> Passage provided:
==========

As it is our clinical practice to do a complete skin evaluation for every clinic visit, we cannot comment on the difference in time taken to complete the scores; for us, the only difference in time was due to the time taken to document and score the tools. As we consider it to be best practice to do a complete skin evaluation, there is probably little difference between the scores in terms of feasibility in the clinic.

Our results must be interpreted in the light of several possible limitations. Given the rarity of the condition, and the sample numbers available, the skin scores’ relationship over time was examined without accounting for the effects of potential modifying factors like age, sex, gender, treatment type etc. By including these variables in the statistical analyses, new interactions and measurement tool relationships might be understood. The relatively small sample size of inception patients will have reduced the precision of the responsiveness statistics; however, the estimates are all very similar and we do not expect that a lack of precision has hidden an important difference amongst the tools. It should be noted that some tools may be more responsive in highly active patients, and some in patients with low disease activity; our limited sample size did not allow for stratification by starting scores. Another potential limitation is missing data amongst measurement tools. During visits, each of the four tools were expected to be used; however, there was some missing data that appeared to be missing completely at random. (Values were missing due clinician being too busy while charting during crowded clinics, and not due to characteristics of the patient.) Although standard GEE models are valid under the assumption of missing completely at random (MCAR), and robust to missingness at random, bias can be introduced if this is not the case. Additionally, different physicians (with different levels of experience) and an advanced practice clinician completed the assessments at different visits. The lack of randomization of the order of clinicians completing these scores may have affected their scoring procedure. Clinicians who routinely recorded the same tool first may carry over their scoring and judgement to the other tools, impacting the remaining skin scores (and thus leading to the high correlations). Future research should likely randomize the order of scoring when comparing skin tools. It has been suggested that rheumatologists may be more or less subjective when categorizing skin disease based on the experience of the rater [12]. This may have affected the measurement performance of the skin scores as compared to the Skin VAS.

==========

> Assigned task A: Return the part of the passage on skin scoring tools from "As it is our" up to and including "in the clinic.", word for word.
> Assigned task B: Write the next part of the passage on skin scoring tools, picking up after its last sentence.
The records have nothing to do with the text.

Page layout parsing data:

==========

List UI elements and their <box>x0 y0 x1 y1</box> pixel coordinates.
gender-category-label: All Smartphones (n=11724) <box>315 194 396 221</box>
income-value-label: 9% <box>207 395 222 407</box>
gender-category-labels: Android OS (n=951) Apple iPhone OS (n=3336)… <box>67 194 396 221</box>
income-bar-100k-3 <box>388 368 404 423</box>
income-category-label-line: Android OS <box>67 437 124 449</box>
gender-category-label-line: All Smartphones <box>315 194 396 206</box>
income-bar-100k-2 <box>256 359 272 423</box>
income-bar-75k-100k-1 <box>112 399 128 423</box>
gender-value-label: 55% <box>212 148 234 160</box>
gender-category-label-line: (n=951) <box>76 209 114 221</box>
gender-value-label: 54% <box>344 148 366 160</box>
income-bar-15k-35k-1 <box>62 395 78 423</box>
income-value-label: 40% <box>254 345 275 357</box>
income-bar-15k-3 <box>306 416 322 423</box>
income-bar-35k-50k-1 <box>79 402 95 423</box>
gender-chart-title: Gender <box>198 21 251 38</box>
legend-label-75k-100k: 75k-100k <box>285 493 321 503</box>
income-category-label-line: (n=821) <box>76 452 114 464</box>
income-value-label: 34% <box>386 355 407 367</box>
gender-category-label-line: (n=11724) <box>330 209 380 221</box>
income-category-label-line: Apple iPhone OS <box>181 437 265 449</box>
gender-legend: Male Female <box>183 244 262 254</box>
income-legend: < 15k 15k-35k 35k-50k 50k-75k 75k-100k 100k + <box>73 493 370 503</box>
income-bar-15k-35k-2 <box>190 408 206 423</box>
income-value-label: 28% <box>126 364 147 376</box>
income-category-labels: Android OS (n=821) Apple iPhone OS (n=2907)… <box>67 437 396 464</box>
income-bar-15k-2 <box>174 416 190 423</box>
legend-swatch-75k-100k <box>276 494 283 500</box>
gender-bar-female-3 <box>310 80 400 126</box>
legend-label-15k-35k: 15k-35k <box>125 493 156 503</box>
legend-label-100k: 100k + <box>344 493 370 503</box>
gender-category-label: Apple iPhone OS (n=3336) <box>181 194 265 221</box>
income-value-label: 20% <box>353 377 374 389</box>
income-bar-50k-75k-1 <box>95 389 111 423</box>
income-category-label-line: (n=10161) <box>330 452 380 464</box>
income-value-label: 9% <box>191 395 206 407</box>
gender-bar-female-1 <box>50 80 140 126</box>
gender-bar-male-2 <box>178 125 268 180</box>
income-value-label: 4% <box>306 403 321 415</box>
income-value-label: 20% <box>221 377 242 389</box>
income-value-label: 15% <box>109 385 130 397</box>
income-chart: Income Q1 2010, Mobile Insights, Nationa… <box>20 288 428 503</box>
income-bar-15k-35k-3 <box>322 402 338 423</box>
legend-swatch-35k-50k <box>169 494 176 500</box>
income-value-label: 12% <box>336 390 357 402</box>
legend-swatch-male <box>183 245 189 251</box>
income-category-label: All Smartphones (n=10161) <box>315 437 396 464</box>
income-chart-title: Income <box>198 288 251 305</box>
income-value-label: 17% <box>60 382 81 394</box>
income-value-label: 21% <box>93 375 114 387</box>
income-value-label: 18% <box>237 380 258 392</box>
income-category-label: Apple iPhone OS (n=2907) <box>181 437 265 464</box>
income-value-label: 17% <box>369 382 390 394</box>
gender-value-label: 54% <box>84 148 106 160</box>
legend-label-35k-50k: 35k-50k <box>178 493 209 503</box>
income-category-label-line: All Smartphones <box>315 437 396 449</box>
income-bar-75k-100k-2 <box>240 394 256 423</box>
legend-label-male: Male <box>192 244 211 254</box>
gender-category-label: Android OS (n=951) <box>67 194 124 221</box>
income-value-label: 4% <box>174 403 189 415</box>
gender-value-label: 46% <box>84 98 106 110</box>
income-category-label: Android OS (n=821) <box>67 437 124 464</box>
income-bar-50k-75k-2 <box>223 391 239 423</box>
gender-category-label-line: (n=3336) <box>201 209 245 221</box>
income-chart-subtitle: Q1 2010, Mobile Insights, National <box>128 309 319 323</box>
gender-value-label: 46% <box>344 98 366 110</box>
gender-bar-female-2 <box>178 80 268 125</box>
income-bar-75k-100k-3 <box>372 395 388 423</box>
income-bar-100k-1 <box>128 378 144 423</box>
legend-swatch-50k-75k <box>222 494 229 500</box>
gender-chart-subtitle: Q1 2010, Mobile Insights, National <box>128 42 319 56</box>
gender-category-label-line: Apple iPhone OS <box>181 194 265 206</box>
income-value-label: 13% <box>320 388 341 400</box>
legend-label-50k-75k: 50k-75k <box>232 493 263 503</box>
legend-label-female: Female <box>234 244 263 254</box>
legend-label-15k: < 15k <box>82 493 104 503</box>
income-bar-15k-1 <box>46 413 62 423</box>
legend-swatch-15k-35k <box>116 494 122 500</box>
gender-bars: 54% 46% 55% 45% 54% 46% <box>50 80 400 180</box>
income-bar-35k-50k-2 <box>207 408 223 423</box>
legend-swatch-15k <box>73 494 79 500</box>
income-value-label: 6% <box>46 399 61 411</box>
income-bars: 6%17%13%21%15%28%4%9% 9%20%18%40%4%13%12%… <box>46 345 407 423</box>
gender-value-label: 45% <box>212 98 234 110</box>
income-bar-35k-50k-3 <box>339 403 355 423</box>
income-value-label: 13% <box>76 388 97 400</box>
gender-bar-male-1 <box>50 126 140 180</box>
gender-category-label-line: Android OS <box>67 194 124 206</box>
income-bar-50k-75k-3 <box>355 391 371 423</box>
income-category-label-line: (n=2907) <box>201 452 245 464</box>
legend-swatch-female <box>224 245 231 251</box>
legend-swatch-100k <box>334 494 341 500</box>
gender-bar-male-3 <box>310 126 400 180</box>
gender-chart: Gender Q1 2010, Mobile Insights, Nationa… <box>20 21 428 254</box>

==========

> Answer section A:
As it is our clinical practice to do a complete skin evaluation for every clinic visit, we cannot comment on the difference in time taken to complete the scores; for us, the only difference in time was due to the time taken to document and score the tools. As we consider it to be best practice to do a complete skin evaluation, there is probably little difference between the scores in terms of feasibility in the clinic.

> Answer section B:
It should be born in mind that the skin tools were developed for different purposes. Though all 4 tools assess skin in JDM, they are varied in their detail. There may be value (e.g., for research or registries) in quantitative assessment in specific skin findings (see above) as each individual with JDM likely has different skin disease, and different aspects of skin disease may respond differently (and have differential impact for the patient or clinician) in longitudinal assessment. While overall skin disease assessment may correlate, assessment of specific skin disease aspects and their response will likely be differentially lost with some skin tools.

Conclusions

Muscle disease is often the dominant clinical feature in the current core set criteria for JDM. However, it has been accepted that cutaneous involvement is an equally important manifestation of JDM disease and an indication to consider more aggressive therapy [7, 25]. Skin rash is a hallmark of JDM, and is associated with poorer outcomes and poorer patient quality of life [26]. Furthermore, studies have emphasized the importance of residual skin change in JDM patients and the association that, for example, persistent capillary abnormalities have with extended disease course [27].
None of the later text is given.